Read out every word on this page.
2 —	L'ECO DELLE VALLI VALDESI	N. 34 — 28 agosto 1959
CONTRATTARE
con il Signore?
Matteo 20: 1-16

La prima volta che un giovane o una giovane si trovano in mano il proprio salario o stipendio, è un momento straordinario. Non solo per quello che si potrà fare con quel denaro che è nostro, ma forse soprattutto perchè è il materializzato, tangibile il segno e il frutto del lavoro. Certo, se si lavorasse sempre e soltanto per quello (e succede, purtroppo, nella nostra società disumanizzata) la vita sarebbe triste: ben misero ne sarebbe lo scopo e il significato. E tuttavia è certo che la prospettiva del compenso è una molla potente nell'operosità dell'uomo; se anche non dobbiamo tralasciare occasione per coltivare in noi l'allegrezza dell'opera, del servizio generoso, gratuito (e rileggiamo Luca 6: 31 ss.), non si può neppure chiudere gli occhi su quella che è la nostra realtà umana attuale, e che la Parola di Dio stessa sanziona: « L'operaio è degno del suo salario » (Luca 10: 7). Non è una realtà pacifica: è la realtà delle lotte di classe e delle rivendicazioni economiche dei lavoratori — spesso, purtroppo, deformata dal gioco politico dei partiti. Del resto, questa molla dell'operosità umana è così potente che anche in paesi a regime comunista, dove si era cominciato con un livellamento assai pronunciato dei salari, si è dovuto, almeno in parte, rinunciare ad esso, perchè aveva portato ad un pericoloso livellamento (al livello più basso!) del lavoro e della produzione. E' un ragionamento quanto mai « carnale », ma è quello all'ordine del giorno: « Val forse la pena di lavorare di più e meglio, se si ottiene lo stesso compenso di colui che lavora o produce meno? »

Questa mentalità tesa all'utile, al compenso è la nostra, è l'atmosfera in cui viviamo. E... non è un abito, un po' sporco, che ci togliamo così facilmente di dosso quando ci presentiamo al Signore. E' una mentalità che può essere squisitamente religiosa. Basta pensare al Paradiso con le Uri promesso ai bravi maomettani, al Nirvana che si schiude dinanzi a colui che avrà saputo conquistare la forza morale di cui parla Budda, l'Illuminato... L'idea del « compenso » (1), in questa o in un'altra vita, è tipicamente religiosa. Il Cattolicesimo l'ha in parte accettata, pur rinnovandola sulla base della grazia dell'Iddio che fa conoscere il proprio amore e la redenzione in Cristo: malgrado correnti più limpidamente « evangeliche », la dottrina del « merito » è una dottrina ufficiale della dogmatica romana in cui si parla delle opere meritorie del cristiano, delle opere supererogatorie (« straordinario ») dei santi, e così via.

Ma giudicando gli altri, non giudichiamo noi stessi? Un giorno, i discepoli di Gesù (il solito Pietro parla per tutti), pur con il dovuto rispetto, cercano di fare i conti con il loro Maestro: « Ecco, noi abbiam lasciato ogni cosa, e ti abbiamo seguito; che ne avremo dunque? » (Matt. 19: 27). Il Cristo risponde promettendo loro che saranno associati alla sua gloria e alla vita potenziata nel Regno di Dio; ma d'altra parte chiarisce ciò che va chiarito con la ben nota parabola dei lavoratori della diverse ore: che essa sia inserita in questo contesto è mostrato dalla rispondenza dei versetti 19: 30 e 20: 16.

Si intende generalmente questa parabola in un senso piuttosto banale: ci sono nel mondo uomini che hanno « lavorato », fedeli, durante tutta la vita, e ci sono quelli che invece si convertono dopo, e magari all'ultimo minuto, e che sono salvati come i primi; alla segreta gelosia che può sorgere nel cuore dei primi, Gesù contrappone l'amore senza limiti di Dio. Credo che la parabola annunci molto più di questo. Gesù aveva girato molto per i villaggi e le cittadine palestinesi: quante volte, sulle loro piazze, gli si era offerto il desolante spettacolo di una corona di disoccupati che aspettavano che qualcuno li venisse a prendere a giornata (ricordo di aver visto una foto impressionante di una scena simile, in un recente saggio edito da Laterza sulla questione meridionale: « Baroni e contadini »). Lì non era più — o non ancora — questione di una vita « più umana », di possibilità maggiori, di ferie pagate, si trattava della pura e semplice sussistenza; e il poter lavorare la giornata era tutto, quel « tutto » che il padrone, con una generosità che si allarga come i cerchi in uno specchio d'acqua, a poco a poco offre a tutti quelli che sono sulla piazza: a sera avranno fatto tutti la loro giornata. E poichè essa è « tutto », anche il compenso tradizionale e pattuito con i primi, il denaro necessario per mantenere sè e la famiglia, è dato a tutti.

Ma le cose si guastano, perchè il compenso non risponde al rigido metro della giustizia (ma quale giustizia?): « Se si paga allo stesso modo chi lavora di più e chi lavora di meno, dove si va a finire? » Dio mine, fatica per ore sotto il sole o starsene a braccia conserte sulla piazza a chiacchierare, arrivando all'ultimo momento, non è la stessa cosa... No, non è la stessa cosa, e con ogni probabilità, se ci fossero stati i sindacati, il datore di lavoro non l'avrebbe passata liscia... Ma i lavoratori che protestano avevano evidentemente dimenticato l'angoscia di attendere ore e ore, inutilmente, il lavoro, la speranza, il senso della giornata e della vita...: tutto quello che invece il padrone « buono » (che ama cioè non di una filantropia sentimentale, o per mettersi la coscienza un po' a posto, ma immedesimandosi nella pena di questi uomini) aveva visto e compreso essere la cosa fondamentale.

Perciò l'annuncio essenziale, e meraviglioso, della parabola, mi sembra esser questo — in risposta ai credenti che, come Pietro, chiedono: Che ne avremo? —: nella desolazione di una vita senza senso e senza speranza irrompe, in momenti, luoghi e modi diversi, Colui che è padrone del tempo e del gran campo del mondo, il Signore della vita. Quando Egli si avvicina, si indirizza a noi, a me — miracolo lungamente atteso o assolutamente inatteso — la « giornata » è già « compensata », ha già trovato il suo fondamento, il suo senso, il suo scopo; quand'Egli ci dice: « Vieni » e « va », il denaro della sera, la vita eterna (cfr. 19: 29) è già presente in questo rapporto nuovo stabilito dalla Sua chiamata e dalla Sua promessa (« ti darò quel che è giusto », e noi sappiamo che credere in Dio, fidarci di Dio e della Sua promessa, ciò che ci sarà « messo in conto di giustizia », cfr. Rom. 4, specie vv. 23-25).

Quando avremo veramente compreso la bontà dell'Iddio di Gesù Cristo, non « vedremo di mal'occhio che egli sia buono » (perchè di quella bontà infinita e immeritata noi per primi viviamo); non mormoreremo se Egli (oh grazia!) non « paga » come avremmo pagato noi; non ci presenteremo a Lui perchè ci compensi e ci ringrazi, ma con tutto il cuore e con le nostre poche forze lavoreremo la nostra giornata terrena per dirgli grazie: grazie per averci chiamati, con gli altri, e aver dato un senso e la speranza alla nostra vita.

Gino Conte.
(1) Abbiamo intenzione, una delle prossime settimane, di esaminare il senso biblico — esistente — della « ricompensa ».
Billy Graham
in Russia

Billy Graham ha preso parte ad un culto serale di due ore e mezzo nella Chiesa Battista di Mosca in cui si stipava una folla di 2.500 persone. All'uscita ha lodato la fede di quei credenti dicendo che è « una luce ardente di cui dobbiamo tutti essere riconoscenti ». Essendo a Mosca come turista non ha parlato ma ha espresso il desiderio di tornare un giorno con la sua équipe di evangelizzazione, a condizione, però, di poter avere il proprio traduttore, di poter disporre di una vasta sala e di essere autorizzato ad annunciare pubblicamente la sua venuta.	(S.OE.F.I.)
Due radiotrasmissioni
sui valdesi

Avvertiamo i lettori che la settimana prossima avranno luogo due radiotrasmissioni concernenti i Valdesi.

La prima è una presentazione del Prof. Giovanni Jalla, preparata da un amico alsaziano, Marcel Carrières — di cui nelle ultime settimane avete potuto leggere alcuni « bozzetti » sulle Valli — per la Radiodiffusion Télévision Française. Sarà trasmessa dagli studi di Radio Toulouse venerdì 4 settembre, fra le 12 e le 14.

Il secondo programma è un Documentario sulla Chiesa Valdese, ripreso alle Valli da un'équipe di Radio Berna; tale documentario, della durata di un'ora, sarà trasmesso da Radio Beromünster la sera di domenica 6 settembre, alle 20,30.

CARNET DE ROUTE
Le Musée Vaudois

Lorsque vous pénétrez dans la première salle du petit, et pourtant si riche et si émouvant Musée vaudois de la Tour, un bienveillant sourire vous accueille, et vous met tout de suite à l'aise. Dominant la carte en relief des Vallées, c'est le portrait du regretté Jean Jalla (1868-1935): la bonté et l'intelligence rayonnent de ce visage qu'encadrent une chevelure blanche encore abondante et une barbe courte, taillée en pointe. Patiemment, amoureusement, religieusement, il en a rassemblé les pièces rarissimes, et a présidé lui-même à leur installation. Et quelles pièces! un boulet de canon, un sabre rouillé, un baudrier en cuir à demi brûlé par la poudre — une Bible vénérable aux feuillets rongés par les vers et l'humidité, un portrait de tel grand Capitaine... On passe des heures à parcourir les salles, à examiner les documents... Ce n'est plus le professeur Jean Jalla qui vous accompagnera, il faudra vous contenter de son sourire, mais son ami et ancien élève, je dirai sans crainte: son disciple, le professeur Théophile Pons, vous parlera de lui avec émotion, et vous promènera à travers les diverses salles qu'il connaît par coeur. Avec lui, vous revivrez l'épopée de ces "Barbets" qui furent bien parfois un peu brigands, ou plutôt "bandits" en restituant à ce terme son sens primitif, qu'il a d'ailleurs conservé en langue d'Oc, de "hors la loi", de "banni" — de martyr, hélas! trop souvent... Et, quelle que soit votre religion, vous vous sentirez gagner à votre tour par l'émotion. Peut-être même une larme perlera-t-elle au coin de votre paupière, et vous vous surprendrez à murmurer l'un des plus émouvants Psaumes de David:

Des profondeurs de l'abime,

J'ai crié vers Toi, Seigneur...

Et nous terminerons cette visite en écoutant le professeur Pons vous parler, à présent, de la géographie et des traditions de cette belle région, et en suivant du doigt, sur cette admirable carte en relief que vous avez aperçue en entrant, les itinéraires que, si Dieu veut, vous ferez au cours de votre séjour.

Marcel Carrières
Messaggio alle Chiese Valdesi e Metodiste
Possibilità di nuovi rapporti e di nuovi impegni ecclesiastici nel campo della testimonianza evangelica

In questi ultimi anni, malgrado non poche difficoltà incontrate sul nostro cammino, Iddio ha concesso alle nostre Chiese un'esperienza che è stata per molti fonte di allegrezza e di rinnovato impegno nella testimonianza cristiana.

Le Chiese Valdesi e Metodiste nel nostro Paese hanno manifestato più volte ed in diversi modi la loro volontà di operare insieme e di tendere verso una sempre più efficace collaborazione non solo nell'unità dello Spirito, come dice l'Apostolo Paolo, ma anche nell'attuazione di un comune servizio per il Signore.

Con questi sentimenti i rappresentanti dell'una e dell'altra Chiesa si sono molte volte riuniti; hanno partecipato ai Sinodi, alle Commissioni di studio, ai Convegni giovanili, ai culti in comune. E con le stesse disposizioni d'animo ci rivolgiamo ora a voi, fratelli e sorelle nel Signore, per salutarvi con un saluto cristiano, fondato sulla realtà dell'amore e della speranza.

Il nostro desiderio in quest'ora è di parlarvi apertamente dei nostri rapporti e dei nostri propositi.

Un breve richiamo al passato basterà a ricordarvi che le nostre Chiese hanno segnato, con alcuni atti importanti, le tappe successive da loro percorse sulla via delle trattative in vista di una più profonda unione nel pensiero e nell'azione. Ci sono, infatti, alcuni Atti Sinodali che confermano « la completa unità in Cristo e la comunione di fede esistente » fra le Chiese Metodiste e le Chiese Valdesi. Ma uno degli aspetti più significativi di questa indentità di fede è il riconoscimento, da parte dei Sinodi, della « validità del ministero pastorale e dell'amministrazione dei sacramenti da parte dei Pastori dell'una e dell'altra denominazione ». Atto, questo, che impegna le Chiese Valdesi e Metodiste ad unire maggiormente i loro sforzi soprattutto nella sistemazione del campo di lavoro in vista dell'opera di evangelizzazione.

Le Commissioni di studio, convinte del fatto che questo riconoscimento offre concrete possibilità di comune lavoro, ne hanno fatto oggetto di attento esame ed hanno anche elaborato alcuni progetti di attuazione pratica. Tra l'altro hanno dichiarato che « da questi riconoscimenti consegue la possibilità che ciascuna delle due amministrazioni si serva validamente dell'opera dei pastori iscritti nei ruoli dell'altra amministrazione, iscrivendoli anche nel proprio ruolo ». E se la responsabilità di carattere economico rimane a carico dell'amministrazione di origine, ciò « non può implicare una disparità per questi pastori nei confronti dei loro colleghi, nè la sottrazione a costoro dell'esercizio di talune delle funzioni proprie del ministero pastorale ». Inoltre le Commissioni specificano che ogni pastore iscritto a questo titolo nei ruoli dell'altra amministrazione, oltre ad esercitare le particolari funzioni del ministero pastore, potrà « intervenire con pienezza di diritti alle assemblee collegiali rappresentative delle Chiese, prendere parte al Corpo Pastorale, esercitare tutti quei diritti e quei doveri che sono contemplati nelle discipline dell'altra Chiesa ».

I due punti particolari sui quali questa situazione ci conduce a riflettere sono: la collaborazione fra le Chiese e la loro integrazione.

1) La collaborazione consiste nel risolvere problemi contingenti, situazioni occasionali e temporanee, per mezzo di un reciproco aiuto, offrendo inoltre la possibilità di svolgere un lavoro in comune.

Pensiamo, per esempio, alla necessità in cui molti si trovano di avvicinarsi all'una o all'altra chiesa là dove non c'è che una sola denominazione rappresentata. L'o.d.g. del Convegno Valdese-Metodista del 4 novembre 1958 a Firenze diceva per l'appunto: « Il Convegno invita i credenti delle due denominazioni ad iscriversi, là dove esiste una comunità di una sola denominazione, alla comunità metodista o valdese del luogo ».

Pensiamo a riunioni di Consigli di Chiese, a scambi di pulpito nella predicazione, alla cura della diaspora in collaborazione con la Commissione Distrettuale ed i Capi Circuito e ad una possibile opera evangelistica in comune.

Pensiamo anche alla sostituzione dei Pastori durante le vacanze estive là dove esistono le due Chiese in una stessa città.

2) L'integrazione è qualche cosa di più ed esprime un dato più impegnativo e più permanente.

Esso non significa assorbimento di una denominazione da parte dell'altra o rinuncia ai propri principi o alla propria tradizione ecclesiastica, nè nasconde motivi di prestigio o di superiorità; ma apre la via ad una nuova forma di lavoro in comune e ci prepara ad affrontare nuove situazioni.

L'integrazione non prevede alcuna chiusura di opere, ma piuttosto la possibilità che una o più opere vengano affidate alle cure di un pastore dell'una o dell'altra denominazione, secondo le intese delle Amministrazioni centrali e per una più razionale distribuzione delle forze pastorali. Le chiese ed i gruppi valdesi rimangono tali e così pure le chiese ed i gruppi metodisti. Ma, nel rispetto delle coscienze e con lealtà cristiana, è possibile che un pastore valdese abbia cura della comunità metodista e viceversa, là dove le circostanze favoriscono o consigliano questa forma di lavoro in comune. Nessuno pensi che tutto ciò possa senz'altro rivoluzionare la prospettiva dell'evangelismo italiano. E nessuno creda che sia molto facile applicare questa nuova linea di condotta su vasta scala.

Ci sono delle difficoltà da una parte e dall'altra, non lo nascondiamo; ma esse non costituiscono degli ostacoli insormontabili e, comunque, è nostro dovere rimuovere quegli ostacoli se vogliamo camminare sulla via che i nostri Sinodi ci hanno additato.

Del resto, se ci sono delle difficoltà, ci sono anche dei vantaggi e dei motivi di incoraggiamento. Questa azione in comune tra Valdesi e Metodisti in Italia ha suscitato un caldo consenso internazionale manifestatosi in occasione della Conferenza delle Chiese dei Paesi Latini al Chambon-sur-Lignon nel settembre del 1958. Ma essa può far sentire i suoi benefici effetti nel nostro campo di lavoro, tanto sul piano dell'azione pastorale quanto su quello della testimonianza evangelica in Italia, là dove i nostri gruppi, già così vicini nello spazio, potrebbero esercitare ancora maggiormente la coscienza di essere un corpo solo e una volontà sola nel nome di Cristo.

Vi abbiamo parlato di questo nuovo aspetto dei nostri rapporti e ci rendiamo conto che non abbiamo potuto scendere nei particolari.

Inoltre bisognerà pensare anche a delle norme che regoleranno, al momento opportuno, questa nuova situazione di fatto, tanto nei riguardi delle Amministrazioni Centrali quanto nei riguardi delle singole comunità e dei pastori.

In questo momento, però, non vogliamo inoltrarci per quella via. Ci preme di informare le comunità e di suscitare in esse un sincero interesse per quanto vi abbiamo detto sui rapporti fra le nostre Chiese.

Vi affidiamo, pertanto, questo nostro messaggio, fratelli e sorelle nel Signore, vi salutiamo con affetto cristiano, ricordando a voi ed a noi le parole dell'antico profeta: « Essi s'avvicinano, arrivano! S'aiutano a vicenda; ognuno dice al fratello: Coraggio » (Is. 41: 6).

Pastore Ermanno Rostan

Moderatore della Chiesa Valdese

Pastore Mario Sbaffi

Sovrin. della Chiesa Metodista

+===+

> **TASK GOAL**
Extract all lines from the data in which "potuto" is found.

> **FINAL ANSWER**
La prima è una presentazione del Prof. Giovanni Jalla, preparata da un amico alsaziano, Marcel Carrières — di cui nelle ultime settimane avete potuto leggere alcuni « bozzetti » sulle Valli — per la Radiodiffusion Télévision Française. Sarà trasmessa dagli studi di Radio Toulouse venerdì 4 settembre, fra le 12 e le 14.
Vi abbiamo parlato di questo nuovo aspetto dei nostri rapporti e ci rendiamo conto che non abbiamo potuto scendere nei particolari.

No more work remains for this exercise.